(A block of data)
* START *

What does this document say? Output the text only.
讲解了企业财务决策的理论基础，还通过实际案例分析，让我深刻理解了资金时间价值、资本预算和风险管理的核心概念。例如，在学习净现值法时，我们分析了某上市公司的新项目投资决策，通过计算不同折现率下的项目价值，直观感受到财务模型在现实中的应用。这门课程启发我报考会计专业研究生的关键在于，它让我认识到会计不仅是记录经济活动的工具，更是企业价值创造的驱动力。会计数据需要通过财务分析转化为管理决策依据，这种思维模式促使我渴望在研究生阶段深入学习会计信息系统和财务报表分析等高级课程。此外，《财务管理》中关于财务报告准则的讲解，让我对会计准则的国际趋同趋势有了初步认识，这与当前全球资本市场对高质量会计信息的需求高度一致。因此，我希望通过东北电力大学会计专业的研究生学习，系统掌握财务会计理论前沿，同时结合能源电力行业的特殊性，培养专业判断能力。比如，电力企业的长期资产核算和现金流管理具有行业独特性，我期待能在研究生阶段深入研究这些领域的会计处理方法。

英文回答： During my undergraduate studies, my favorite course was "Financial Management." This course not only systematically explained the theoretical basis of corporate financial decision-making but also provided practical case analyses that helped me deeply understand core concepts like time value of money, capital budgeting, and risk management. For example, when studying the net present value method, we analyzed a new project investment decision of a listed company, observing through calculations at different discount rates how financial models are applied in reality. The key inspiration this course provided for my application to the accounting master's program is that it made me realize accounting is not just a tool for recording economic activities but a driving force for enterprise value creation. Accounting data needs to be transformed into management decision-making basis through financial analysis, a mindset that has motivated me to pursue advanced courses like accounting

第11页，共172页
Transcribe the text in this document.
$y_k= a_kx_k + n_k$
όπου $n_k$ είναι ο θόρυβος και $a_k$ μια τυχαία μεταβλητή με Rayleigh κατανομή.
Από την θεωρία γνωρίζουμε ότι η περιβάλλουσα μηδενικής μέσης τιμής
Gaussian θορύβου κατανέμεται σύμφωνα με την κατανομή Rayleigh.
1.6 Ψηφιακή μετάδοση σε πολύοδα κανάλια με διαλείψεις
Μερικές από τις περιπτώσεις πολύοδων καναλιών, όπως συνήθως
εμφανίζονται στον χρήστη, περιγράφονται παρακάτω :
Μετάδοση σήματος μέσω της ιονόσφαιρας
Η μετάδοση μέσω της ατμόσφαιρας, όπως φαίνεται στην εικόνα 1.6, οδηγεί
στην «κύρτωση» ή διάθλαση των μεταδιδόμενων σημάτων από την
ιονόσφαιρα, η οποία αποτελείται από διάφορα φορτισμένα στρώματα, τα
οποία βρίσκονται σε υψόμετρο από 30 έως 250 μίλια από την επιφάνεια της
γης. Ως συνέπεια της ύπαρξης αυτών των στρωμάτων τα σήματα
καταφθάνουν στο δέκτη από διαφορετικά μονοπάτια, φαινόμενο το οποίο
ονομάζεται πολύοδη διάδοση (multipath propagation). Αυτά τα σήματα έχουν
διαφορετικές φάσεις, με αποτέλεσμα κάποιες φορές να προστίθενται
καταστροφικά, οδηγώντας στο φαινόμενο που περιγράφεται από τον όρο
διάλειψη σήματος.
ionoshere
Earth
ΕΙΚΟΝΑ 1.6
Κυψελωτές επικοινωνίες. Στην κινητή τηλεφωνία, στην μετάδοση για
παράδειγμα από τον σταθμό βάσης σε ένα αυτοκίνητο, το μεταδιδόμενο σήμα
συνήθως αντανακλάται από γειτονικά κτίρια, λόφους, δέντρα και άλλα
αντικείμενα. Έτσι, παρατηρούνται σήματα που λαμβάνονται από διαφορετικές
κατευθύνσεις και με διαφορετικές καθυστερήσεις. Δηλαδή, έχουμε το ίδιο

* END *

Set exercise
Produce an exact copy of the whole listing.

Result below
What does this document say? Output the text only.
讲解了企业财务决策的理论基础，还通过实际案例分析，让我深刻理解了资金时间价值、资本预算和风险管理的核心概念。例如，在学习净现值法时，我们分析了某上市公司的新项目投资决策，通过计算不同折现率下的项目价值，直观感受到财务模型在现实中的应用。这门课程启发我报考会计专业研究生的关键在于，它让我认识到会计不仅是记录经济活动的工具，更是企业价值创造的驱动力。会计数据需要通过财务分析转化为管理决策依据，这种思维模式促使我渴望在研究生阶段深入学习会计信息系统和财务报表分析等高级课程。此外，《财务管理》中关于财务报告准则的讲解，让我对会计准则的国际趋同趋势有了初步认识，这与当前全球资本市场对高质量会计信息的需求高度一致。因此，我希望通过东北电力大学会计专业的研究生学习，系统掌握财务会计理论前沿，同时结合能源电力行业的特殊性，培养专业判断能力。比如，电力企业的长期资产核算和现金流管理具有行业独特性，我期待能在研究生阶段深入研究这些领域的会计处理方法。

英文回答： During my undergraduate studies, my favorite course was "Financial Management." This course not only systematically explained the theoretical basis of corporate financial decision-making but also provided practical case analyses that helped me deeply understand core concepts like time value of money, capital budgeting, and risk management. For example, when studying the net present value method, we analyzed a new project investment decision of a listed company, observing through calculations at different discount rates how financial models are applied in reality. The key inspiration this course provided for my application to the accounting master's program is that it made me realize accounting is not just a tool for recording economic activities but a driving force for enterprise value creation. Accounting data needs to be transformed into management decision-making basis through financial analysis, a mindset that has motivated me to pursue advanced courses like accounting

第11页，共172页
Transcribe the text in this document.
$y_k= a_kx_k + n_k$
όπου $n_k$ είναι ο θόρυβος και $a_k$ μια τυχαία μεταβλητή με Rayleigh κατανομή.
Από την θεωρία γνωρίζουμε ότι η περιβάλλουσα μηδενικής μέσης τιμής
Gaussian θορύβου κατανέμεται σύμφωνα με την κατανομή Rayleigh.
1.6 Ψηφιακή μετάδοση σε πολύοδα κανάλια με διαλείψεις
Μερικές από τις περιπτώσεις πολύοδων καναλιών, όπως συνήθως
εμφανίζονται στον χρήστη, περιγράφονται παρακάτω :
Μετάδοση σήματος μέσω της ιονόσφαιρας
Η μετάδοση μέσω της ατμόσφαιρας, όπως φαίνεται στην εικόνα 1.6, οδηγεί
στην «κύρτωση» ή διάθλαση των μεταδιδόμενων σημάτων από την
ιονόσφαιρα, η οποία αποτελείται από διάφορα φορτισμένα στρώματα, τα
οποία βρίσκονται σε υψόμετρο από 30 έως 250 μίλια από την επιφάνεια της
γης. Ως συνέπεια της ύπαρξης αυτών των στρωμάτων τα σήματα
καταφθάνουν στο δέκτη από διαφορετικά μονοπάτια, φαινόμενο το οποίο
ονομάζεται πολύοδη διάδοση (multipath propagation). Αυτά τα σήματα έχουν
διαφορετικές φάσεις, με αποτέλεσμα κάποιες φορές να προστίθενται
καταστροφικά, οδηγώντας στο φαινόμενο που περιγράφεται από τον όρο
διάλειψη σήματος.
ionoshere
Earth
ΕΙΚΟΝΑ 1.6
Κυψελωτές επικοινωνίες. Στην κινητή τηλεφωνία, στην μετάδοση για
παράδειγμα από τον σταθμό βάσης σε ένα αυτοκίνητο, το μεταδιδόμενο σήμα
συνήθως αντανακλάται από γειτονικά κτίρια, λόφους, δέντρα και άλλα
αντικείμενα. Έτσι, παρατηρούνται σήματα που λαμβάνονται από διαφορετικές
κατευθύνσεις και με διαφορετικές καθυστερήσεις. Δηλαδή, έχουμε το ίδιο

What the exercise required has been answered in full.